• CHALLENGE
Set down all of the data exactly as it appears.

• DATA PROVIDED

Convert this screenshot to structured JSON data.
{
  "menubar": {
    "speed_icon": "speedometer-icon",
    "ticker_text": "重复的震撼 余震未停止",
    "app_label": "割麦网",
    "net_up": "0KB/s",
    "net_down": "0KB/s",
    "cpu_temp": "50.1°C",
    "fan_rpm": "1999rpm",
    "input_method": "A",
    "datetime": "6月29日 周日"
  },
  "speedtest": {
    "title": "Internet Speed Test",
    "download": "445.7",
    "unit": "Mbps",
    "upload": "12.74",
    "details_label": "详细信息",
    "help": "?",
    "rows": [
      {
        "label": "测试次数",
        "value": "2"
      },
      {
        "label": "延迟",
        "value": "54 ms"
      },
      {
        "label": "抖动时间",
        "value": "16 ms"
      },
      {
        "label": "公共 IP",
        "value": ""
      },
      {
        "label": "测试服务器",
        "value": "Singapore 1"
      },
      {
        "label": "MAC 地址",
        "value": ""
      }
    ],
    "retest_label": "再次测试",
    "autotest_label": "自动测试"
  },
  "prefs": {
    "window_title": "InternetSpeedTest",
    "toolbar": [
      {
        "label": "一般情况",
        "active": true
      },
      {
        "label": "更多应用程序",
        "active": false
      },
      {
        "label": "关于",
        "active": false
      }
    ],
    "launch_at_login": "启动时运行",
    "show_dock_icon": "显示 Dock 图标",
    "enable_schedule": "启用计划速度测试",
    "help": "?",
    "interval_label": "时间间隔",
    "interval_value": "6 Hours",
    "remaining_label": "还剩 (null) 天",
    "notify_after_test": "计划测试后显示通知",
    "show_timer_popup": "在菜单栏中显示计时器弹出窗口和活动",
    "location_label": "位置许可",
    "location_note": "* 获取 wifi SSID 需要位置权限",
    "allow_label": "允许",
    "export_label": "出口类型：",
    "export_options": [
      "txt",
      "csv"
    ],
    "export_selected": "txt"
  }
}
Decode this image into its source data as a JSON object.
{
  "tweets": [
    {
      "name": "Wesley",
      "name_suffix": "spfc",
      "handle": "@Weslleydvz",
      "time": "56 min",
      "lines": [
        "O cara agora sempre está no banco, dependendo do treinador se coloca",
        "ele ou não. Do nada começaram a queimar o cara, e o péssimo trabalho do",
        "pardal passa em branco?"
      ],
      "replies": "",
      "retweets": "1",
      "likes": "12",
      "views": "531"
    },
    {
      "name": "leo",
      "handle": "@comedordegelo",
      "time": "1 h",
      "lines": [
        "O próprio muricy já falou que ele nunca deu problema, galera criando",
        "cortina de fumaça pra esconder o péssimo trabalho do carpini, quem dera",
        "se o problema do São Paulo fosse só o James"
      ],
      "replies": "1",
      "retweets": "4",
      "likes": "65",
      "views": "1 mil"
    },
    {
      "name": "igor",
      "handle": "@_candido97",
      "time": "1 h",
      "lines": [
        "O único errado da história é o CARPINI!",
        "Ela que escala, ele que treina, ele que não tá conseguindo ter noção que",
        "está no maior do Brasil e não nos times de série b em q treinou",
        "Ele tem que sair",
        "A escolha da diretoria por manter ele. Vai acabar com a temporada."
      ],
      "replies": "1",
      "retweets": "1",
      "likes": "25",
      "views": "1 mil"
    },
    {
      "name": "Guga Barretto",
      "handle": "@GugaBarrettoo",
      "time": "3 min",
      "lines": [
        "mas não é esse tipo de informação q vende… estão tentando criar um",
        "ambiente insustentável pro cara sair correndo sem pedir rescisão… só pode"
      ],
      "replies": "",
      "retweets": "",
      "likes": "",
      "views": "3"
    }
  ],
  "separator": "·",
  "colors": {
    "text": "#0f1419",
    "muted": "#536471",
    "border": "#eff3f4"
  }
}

• OUTPUT FOR THIS EXERCISE
Convert this screenshot to structured JSON data.
{
  "menubar": {
    "speed_icon": "speedometer-icon",
    "ticker_text": "重复的震撼 余震未停止",
    "app_label": "割麦网",
    "net_up": "0KB/s",
    "net_down": "0KB/s",
    "cpu_temp": "50.1°C",
    "fan_rpm": "1999rpm",
    "input_method": "A",
    "datetime": "6月29日 周日"
  },
  "speedtest": {
    "title": "Internet Speed Test",
    "download": "445.7",
    "unit": "Mbps",
    "upload": "12.74",
    "details_label": "详细信息",
    "help": "?",
    "rows": [
      {
        "label": "测试次数",
        "value": "2"
      },
      {
        "label": "延迟",
        "value": "54 ms"
      },
      {
        "label": "抖动时间",
        "value": "16 ms"
      },
      {
        "label": "公共 IP",
        "value": ""
      },
      {
        "label": "测试服务器",
        "value": "Singapore 1"
      },
      {
        "label": "MAC 地址",
        "value": ""
      }
    ],
    "retest_label": "再次测试",
    "autotest_label": "自动测试"
  },
  "prefs": {
    "window_title": "InternetSpeedTest",
    "toolbar": [
      {
        "label": "一般情况",
        "active": true
      },
      {
        "label": "更多应用程序",
        "active": false
      },
      {
        "label": "关于",
        "active": false
      }
    ],
    "launch_at_login": "启动时运行",
    "show_dock_icon": "显示 Dock 图标",
    "enable_schedule": "启用计划速度测试",
    "help": "?",
    "interval_label": "时间间隔",
    "interval_value": "6 Hours",
    "remaining_label": "还剩 (null) 天",
    "notify_after_test": "计划测试后显示通知",
    "show_timer_popup": "在菜单栏中显示计时器弹出窗口和活动",
    "location_label": "位置许可",
    "location_note": "* 获取 wifi SSID 需要位置权限",
    "allow_label": "允许",
    "export_label": "出口类型：",
    "export_options": [
      "txt",
      "csv"
    ],
    "export_selected": "txt"
  }
}
Decode this image into its source data as a JSON object.
{
  "tweets": [
    {
      "name": "Wesley",
      "name_suffix": "spfc",
      "handle": "@Weslleydvz",
      "time": "56 min",
      "lines": [
        "O cara agora sempre está no banco, dependendo do treinador se coloca",
        "ele ou não. Do nada começaram a queimar o cara, e o péssimo trabalho do",
        "pardal passa em branco?"
      ],
      "replies": "",
      "retweets": "1",
      "likes": "12",
      "views": "531"
    },
    {
      "name": "leo",
      "handle": "@comedordegelo",
      "time": "1 h",
      "lines": [
        "O próprio muricy já falou que ele nunca deu problema, galera criando",
        "cortina de fumaça pra esconder o péssimo trabalho do carpini, quem dera",
        "se o problema do São Paulo fosse só o James"
      ],
      "replies": "1",
      "retweets": "4",
      "likes": "65",
      "views": "1 mil"
    },
    {
      "name": "igor",
      "handle": "@_candido97",
      "time": "1 h",
      "lines": [
        "O único errado da história é o CARPINI!",
        "Ela que escala, ele que treina, ele que não tá conseguindo ter noção que",
        "está no maior do Brasil e não nos times de série b em q treinou",
        "Ele tem que sair",
        "A escolha da diretoria por manter ele. Vai acabar com a temporada."
      ],
      "replies": "1",
      "retweets": "1",
      "likes": "25",
      "views": "1 mil"
    },
    {
      "name": "Guga Barretto",
      "handle": "@GugaBarrettoo",
      "time": "3 min",
      "lines": [
        "mas não é esse tipo de informação q vende… estão tentando criar um",
        "ambiente insustentável pro cara sair correndo sem pedir rescisão… só pode"
      ],
      "replies": "",
      "retweets": "",
      "likes": "",
      "views": "3"
    }
  ],
  "separator": "·",
  "colors": {
    "text": "#0f1419",
    "muted": "#536471",
    "border": "#eff3f4"
  }
}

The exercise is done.